__Short exercise__: Below are some records. Say how many of their lines include the string "таблицу", giving only the number.

__Data records__:
────────────────

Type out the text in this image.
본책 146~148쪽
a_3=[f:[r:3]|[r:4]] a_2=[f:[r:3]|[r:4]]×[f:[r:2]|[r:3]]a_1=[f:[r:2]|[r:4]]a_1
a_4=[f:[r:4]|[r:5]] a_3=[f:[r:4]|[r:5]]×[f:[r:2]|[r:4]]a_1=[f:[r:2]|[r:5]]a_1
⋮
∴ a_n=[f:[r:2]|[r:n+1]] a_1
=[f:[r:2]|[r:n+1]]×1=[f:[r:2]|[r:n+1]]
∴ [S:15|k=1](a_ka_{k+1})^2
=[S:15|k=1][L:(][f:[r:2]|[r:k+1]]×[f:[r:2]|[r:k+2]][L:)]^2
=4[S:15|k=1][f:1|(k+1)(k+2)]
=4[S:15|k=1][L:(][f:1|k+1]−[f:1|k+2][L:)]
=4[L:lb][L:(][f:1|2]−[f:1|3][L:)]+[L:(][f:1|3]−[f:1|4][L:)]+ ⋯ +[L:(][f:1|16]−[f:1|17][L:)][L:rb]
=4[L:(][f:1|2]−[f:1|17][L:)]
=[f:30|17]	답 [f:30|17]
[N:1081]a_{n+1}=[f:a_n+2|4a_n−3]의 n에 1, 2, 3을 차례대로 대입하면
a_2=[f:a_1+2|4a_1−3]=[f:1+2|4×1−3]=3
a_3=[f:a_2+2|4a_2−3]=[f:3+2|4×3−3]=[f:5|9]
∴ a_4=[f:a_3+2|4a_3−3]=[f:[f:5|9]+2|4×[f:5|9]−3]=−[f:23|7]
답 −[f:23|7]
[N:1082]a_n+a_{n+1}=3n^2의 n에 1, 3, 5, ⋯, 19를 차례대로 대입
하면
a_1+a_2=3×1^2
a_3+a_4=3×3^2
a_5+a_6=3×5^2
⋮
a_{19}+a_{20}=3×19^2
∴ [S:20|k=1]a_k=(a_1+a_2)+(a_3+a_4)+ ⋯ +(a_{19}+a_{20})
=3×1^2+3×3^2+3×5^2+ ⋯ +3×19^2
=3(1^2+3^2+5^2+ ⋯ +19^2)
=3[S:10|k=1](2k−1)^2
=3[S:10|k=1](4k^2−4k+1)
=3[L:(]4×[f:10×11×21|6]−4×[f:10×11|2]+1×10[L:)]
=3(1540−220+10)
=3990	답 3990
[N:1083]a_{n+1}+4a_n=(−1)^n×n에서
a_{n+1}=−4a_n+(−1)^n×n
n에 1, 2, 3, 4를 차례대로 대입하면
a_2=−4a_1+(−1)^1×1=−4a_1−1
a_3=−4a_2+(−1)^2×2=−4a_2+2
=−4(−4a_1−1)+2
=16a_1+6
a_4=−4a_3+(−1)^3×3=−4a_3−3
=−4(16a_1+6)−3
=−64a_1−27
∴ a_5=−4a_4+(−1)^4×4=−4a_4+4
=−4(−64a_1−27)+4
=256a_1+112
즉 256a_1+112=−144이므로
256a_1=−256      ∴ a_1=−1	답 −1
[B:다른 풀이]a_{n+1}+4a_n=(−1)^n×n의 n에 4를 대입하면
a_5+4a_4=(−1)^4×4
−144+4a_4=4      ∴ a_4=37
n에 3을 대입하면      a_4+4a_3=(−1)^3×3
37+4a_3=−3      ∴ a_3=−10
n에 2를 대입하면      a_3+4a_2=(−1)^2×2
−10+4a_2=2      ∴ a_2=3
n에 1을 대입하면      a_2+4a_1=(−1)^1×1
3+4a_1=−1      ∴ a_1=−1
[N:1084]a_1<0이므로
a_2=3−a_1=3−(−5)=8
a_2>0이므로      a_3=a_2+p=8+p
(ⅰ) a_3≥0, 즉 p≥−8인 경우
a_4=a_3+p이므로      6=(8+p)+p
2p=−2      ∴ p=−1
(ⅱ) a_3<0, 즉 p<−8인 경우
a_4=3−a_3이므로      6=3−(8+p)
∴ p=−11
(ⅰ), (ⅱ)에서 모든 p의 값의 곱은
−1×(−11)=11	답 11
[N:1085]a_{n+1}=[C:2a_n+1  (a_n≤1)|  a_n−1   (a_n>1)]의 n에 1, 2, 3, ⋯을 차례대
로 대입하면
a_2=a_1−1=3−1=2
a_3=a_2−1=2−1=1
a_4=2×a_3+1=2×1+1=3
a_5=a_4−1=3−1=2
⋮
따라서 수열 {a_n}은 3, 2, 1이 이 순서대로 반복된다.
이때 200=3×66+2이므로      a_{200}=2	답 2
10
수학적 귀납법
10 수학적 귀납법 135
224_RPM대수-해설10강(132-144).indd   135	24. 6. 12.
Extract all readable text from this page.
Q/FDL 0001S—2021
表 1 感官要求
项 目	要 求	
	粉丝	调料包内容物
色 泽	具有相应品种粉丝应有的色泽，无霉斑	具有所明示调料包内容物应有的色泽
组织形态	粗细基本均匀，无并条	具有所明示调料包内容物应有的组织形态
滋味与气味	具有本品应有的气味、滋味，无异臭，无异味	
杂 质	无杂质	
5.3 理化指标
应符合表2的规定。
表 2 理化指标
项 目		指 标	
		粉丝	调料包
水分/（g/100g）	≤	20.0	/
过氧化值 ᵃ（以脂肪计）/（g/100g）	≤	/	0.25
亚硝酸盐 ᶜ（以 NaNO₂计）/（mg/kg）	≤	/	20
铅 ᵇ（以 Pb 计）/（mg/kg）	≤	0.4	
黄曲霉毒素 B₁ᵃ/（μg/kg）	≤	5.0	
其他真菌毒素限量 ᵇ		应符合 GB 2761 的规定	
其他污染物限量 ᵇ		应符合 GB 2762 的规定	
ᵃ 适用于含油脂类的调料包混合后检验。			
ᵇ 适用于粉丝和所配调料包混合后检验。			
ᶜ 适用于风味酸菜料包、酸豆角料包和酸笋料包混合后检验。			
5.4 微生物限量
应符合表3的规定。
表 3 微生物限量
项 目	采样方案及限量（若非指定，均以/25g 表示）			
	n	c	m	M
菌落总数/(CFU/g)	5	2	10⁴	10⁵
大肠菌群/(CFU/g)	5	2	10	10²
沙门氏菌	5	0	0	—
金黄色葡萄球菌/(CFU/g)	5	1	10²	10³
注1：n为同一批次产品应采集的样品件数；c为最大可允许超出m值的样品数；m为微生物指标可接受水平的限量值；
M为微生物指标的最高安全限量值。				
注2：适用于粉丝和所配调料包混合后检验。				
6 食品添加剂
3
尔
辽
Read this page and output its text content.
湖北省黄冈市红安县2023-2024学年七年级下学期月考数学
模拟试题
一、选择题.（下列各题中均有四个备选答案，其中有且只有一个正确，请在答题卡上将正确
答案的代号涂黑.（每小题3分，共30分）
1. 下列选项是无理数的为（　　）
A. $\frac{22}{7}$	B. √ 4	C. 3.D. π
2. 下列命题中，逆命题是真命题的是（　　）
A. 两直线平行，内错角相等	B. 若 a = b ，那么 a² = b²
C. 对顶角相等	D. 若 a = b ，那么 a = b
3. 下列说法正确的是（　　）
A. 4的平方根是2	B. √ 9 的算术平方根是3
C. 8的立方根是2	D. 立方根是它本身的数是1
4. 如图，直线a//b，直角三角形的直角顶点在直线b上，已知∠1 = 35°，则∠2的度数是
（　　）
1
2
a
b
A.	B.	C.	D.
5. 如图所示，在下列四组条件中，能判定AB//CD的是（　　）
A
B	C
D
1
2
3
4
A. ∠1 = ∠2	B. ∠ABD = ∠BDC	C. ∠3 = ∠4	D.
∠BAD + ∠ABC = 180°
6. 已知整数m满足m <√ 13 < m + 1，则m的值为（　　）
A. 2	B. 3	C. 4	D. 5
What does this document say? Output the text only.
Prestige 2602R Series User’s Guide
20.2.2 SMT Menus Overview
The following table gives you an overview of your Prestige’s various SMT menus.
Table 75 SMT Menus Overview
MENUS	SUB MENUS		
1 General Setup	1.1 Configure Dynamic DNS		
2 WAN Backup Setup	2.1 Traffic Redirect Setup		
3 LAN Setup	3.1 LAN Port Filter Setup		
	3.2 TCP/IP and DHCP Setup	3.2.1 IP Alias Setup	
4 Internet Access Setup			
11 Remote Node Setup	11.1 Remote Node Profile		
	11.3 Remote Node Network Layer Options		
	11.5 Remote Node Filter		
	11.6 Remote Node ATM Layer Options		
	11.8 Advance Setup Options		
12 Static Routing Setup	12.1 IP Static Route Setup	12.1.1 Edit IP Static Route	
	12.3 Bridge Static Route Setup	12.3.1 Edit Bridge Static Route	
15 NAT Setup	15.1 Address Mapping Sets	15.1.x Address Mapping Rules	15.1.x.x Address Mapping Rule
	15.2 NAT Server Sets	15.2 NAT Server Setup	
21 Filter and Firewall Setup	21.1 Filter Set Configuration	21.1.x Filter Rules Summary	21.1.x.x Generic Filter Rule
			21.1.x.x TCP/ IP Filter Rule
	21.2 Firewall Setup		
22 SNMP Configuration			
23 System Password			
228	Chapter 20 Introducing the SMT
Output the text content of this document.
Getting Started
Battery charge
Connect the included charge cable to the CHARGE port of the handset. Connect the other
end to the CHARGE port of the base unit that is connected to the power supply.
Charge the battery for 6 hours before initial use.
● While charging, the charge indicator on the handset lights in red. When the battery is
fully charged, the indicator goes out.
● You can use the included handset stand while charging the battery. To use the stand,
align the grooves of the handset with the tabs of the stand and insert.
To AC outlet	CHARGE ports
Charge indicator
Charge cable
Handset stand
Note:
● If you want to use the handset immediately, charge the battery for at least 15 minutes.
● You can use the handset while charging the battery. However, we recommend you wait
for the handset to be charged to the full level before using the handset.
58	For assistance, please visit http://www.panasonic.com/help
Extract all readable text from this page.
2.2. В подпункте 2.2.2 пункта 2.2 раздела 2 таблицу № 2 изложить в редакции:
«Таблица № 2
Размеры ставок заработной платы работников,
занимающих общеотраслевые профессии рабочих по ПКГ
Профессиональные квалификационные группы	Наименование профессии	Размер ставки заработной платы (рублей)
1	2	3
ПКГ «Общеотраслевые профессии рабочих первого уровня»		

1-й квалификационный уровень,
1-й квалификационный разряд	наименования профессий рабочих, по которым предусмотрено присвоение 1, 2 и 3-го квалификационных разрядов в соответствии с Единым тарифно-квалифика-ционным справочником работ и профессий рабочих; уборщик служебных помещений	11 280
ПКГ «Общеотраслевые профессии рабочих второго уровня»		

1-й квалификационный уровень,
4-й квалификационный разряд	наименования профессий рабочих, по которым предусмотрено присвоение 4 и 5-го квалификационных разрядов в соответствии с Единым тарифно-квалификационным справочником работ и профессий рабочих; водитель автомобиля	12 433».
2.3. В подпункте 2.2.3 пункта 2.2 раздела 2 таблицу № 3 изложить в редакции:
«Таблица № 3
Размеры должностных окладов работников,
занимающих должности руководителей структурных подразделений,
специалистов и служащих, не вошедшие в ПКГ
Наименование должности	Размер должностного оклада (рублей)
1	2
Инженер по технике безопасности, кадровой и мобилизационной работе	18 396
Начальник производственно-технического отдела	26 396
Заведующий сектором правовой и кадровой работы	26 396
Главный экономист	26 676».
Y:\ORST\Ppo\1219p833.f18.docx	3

────────────────

__Full response__: 2